<<<<

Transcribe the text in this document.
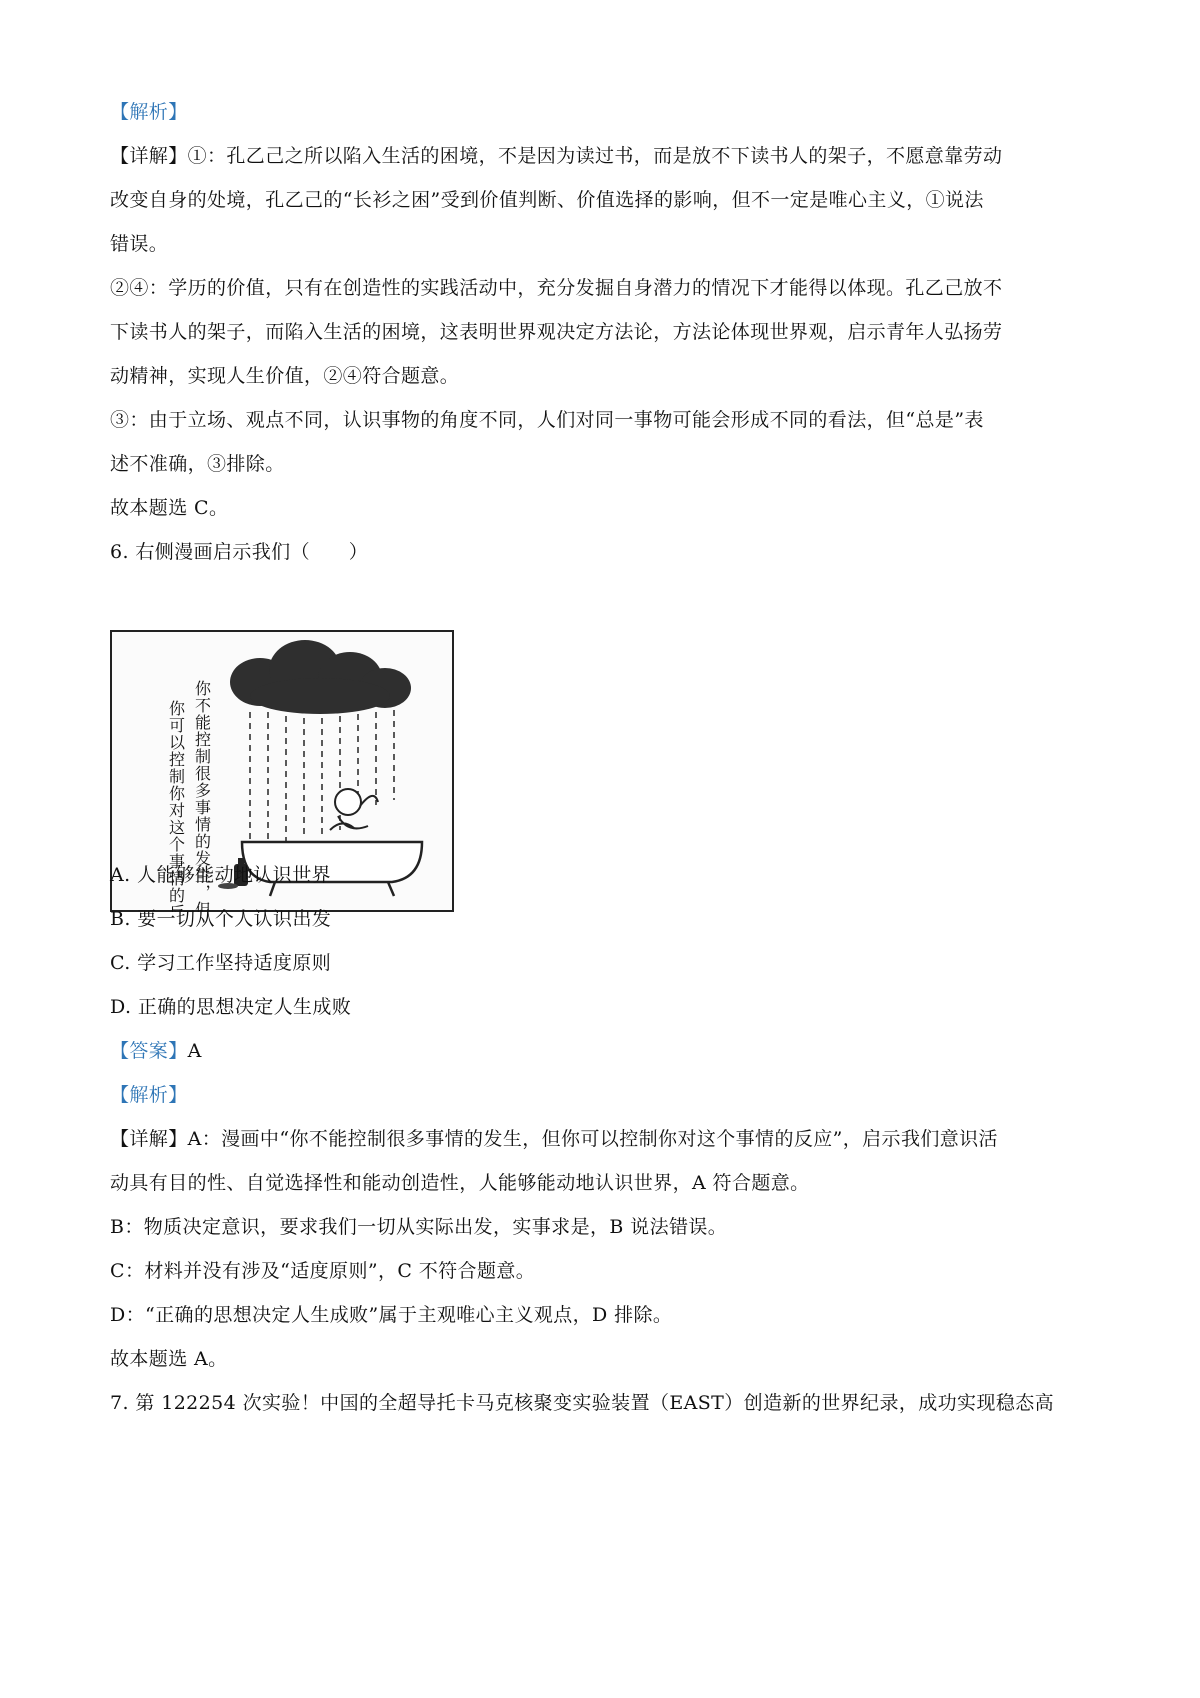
【解析】
【详解】①：孔乙己之所以陷入生活的困境，不是因为读过书，而是放不下读书人的架子，不愿意靠劳动
改变自身的处境，孔乙己的“长衫之困”受到价值判断、价值选择的影响，但不一定是唯心主义，①说法
错误。
②④：学历的价值，只有在创造性的实践活动中，充分发掘自身潜力的情况下才能得以体现。孔乙己放不
下读书人的架子，而陷入生活的困境，这表明世界观决定方法论，方法论体现世界观，启示青年人弘扬劳
动精神，实现人生价值，②④符合题意。
③：由于立场、观点不同，认识事物的角度不同，人们对同一事物可能会形成不同的看法，但“总是”表
述不准确，③排除。
故本题选 C。
6. 右侧漫画启示我们（　　）
你不能控制很多事情的发生，但
你可以控制你对这个事情的反应
A. 人能够能动地认识世界
B. 要一切从个人认识出发
C. 学习工作坚持适度原则
D. 正确的思想决定人生成败
【答案】A
【解析】
【详解】A：漫画中“你不能控制很多事情的发生，但你可以控制你对这个事情的反应”，启示我们意识活
动具有目的性、自觉选择性和能动创造性，人能够能动地认识世界，A 符合题意。
B：物质决定意识，要求我们一切从实际出发，实事求是，B 说法错误。
C：材料并没有涉及“适度原则”，C 不符合题意。
D：“正确的思想决定人生成败”属于主观唯心主义观点，D 排除。
故本题选 A。
7. 第 122254 次实验！中国的全超导托卡马克核聚变实验装置（EAST）创造新的世界纪录，成功实现稳态高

>>>>

In the entries above, find every line with the word "人能够能动地认识世界" and list it.

## Answer to the exercise
A. 人能够能动地认识世界
动具有目的性、自觉选择性和能动创造性，人能够能动地认识世界，A 符合题意。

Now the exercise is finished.